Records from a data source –

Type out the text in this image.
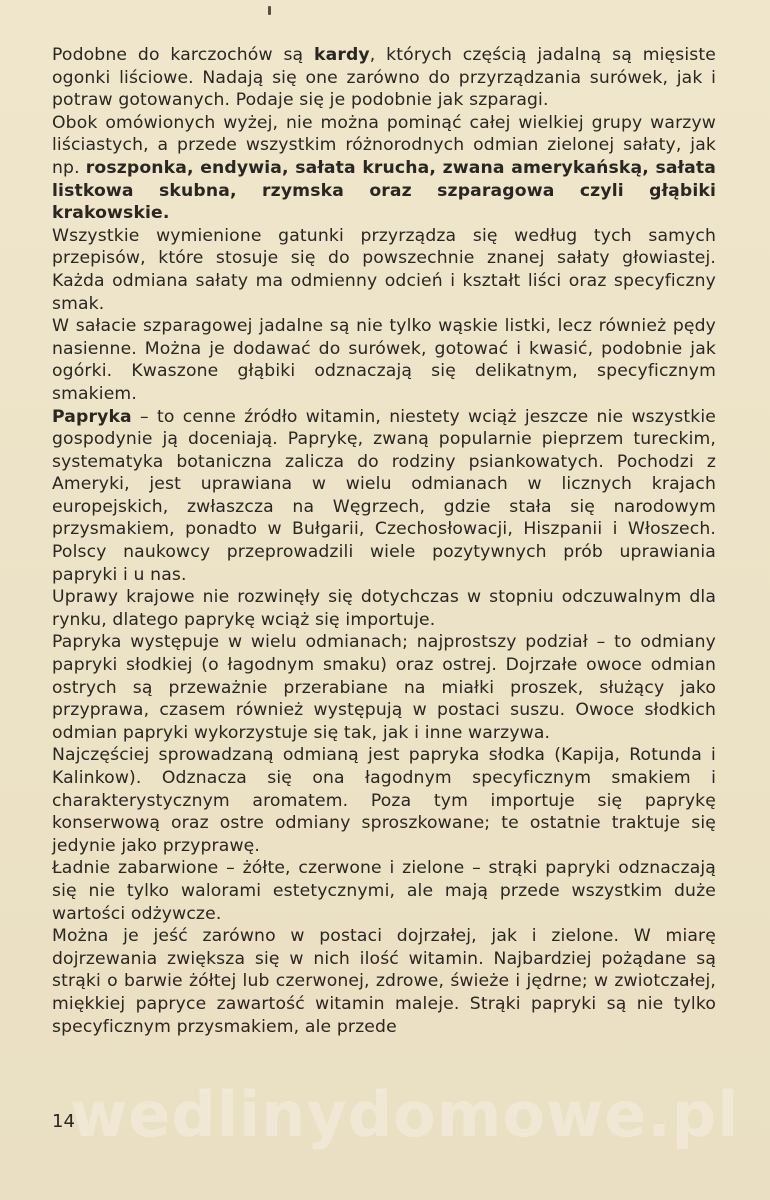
Podobne do karczochów są kardy, których częścią jadalną są mięsiste ogonki liściowe. Nadają się one zarówno do przyrządzania surówek, jak i potraw gotowanych. Podaje się je podobnie jak szparagi.

Obok omówionych wyżej, nie można pominąć całej wielkiej grupy warzyw liściastych, a przede wszystkim różnorodnych odmian zielonej sałaty, jak np. roszponka, endywia, sałata krucha, zwana amerykańską, sałata listkowa skubna, rzymska oraz szparagowa czyli głąbiki krakowskie.

Wszystkie wymienione gatunki przyrządza się według tych samych przepisów, które stosuje się do powszechnie znanej sałaty głowiastej. Każda odmiana sałaty ma odmienny odcień i kształt liści oraz specyficzny smak.

W sałacie szparagowej jadalne są nie tylko wąskie listki, lecz również pędy nasienne. Można je dodawać do surówek, gotować i kwasić, podobnie jak ogórki. Kwaszone głąbiki odznaczają się delikatnym, specyficznym smakiem.

Papryka – to cenne źródło witamin, niestety wciąż jeszcze nie wszystkie gospodynie ją doceniają. Paprykę, zwaną popularnie pieprzem tureckim, systematyka botaniczna zalicza do rodziny psiankowatych. Pochodzi z Ameryki, jest uprawiana w wielu odmianach w licznych krajach europejskich, zwłaszcza na Węgrzech, gdzie stała się narodowym przysmakiem, ponadto w Bułgarii, Czechosłowacji, Hiszpanii i Włoszech. Polscy naukowcy przeprowadzili wiele pozytywnych prób uprawiania papryki i u nas.

Uprawy krajowe nie rozwinęły się dotychczas w stopniu odczuwalnym dla rynku, dlatego paprykę wciąż się importuje.

Papryka występuje w wielu odmianach; najprostszy podział – to odmiany papryki słodkiej (o łagodnym smaku) oraz ostrej. Dojrzałe owoce odmian ostrych są przeważnie przerabiane na miałki proszek, służący jako przyprawa, czasem również występują w postaci suszu. Owoce słodkich odmian papryki wykorzystuje się tak, jak i inne warzywa.

Najczęściej sprowadzaną odmianą jest papryka słodka (Kapija, Rotunda i Kalinkow). Odznacza się ona łagodnym specyficznym smakiem i charakterystycznym aromatem. Poza tym importuje się paprykę konserwową oraz ostre odmiany sproszkowane; te ostatnie traktuje się jedynie jako przyprawę.

Ładnie zabarwione – żółte, czerwone i zielone – strąki papryki odznaczają się nie tylko walorami estetycznymi, ale mają przede wszystkim duże wartości odżywcze.

Można je jeść zarówno w postaci dojrzałej, jak i zielone. W miarę dojrzewania zwiększa się w nich ilość witamin. Najbardziej pożądane są strąki o barwie żółtej lub czerwonej, zdrowe, świeże i jędrne; w zwiotczałej, miękkiej papryce zawartość witamin maleje. Strąki papryki są nie tylko specyficznym przysmakiem, ale przede

wedlinydomowe.pl
14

DIRECTIONS FOR THIS TASK – Filter the listing above for the string "odznaczają" and copy every matching line.

ANSWER TO THIS PROBLEM –
W sałacie szparagowej jadalne są nie tylko wąskie listki, lecz również pędy nasienne. Można je dodawać do surówek, gotować i kwasić, podobnie jak ogórki. Kwaszone głąbiki odznaczają się delikatnym, specyficznym smakiem.
Ładnie zabarwione – żółte, czerwone i zielone – strąki papryki odznaczają się nie tylko walorami estetycznymi, ale mają przede wszystkim duże wartości odżywcze.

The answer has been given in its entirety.